▶ _Vorliegender Text_:
------------------------------------------------

Die schrumpfende Pressevielfalt ist übrigens auch Thema in der aktuellen Nahaufnahme zur Pressefreiheit in Deutschland, die Reporter ohne Grenzen veröffentlicht hat. Darin heißt es:

Die schrumpfende Pressevielfalt in Deutschland bleibt eine latente Bedrohung. Wie schon in den Vorjahren häuften sich auch 2018 die Meldungen über Stellenabbau und Einsparungen in der deutschen Medienlandschaft. Gleichzeitig sind Zentralredaktionen großer Regionalverlage entstanden, die identische Inhalte an diverse Abnehmer liefern. Dadurch können Regionalzeitungen zwar ihre Kompetenzen bündeln und ihr Gewicht gegenüber politischen Gesprächspartnern stärken, Medienvielfalt und die Vielfalt veröffentlichter Meinungen nehmen jedoch ab.

Dieser Aspekt hat es in fast keine Zeitung geschafft.

36 Kommentare

  1. Das Verhaftungsfoto von Julian Assange wäre aktueller und auch relevanter gewesen als dieses merkwürdige Gemälde, um das Thema „Pressefreiheit“ zu illustrieren.

  2. Also ich finde, trotz „links-grün-versiffter“ Mehrheit in den News- und Redaktionsräumen wird das Meinungsspektrum in Deutschland mehr als ausreichend abgebildet.
    Das tägliche Geschnatter und Gegacker aus allen regionalen und politischen Richtungen ist kaum zu überhören.
    Da ist eine gewisse Verdichtung, um mal diesen seit neuestem in der Medienbranche kontaminierten Begriff zu benutzen, gar nicht so verkehrt.

------------------------------------------------

▶ _Aufgaben_:
- 1) Welche Organisation hat laut dem Text über die schrumpfende Pressevielfalt die Nahaufnahme zur Pressefreiheit in Deutschland veröffentlicht?
- 2) Schreiben Sie den Text über die schrumpfende Pressevielfalt im Anschluss an seinen letzten Satz weiter.
Die Daten haben mit dem Text nichts zu tun.

▶ _Gesammelte Daten_:
------------------------------------------------

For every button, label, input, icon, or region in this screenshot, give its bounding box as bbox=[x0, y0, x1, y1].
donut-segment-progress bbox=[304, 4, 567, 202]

------------------------------------------------

▶ _Antworten je Aufgabe_:
- 1) Reporter ohne Grenzen

- 2)
  3. @2: Na, die linksgrüne „Dominanz“ wird ja auch immer nur behauptet. seit 4 Jahren dominiert die Migrationsfrage jedes andere Thema, und zwar nicht die humanistischen, zivilisatorischen Aspekte oder gar unsere rechtliche Verpflichtung nach Grundgesetz, sondern Abschiebung, Umverteilung und Angst.
    Ich behaupte, wir haben schon längst wieder eine konsevativ-rechte Mediendominanz, zumindest in Sachen Themanauswahl, nicht unedingt in Sachen Meinungsbeiträge.
    Siehe z. B. auch die ganze Kühnert-Geschichte und wie das verdreht wurde: https://www.volksverpetzer.de/schwer-verpetzt/kuhnert-bmw/
    Außerdem möchte ich noch die extremistischen Kleinstpublikationen, wie Compact Magazin und rechte Blogs wie PI erwähnen – Jede Menge alternative Wahrheiten für Menschen, denen selbst die Bildzeitung noch zu humanistisch ist.

  4. Oben ist zu lesen:

    „Gleichzeitig sind Zentralredaktionen großer Regionalverlage entstanden, die identische Inhalte an diverse Abnehmer liefern. Dadurch können Regionalzeitungen zwar ihre Kompetenzen bündeln und ihr Gewicht gegenüber politischen Gesprächspartnern stärken, Medienvielfalt und die Vielfalt veröffentlichter Meinungen nehmen jedoch ab.“

    Kompetenzen bündeln? Das kommt heraus, wenn gebündelt wird, aufgeschrieben in der Zossener Lokalredaktion der Märkischen Allgemeinen Zeitung, erschienen am 23. April, S. 15:

    „Große Suchaktion nach zwei Katzen“
    „Susanne Merz und Helmut Schorn aus Großbeeren haben ihre Manika wiedergefunden, Kater Schnitzel bleibt verschwunden“

    Das stand nicht etwa auf der dritten Lokalseite als Kurzmeldung, sondern war der Aufmacher auf der Lokalseite eins, vierspaltig mit vierspaltigem Foto. Auf Seite drei war kein Platz, denn die Seite zwei und drei waren mit Fotos und Kurztexten bepflastert, Thema Osterspaziergang.
    Wie ist die Zeitung doch interessant, wenn gebündelt wird.

  5. Ist es nicht egal, was in den Zeitungen steht, die aufgrund ihres Handelns in den letzten Jahren sowieso nicht mehr gelesen werden?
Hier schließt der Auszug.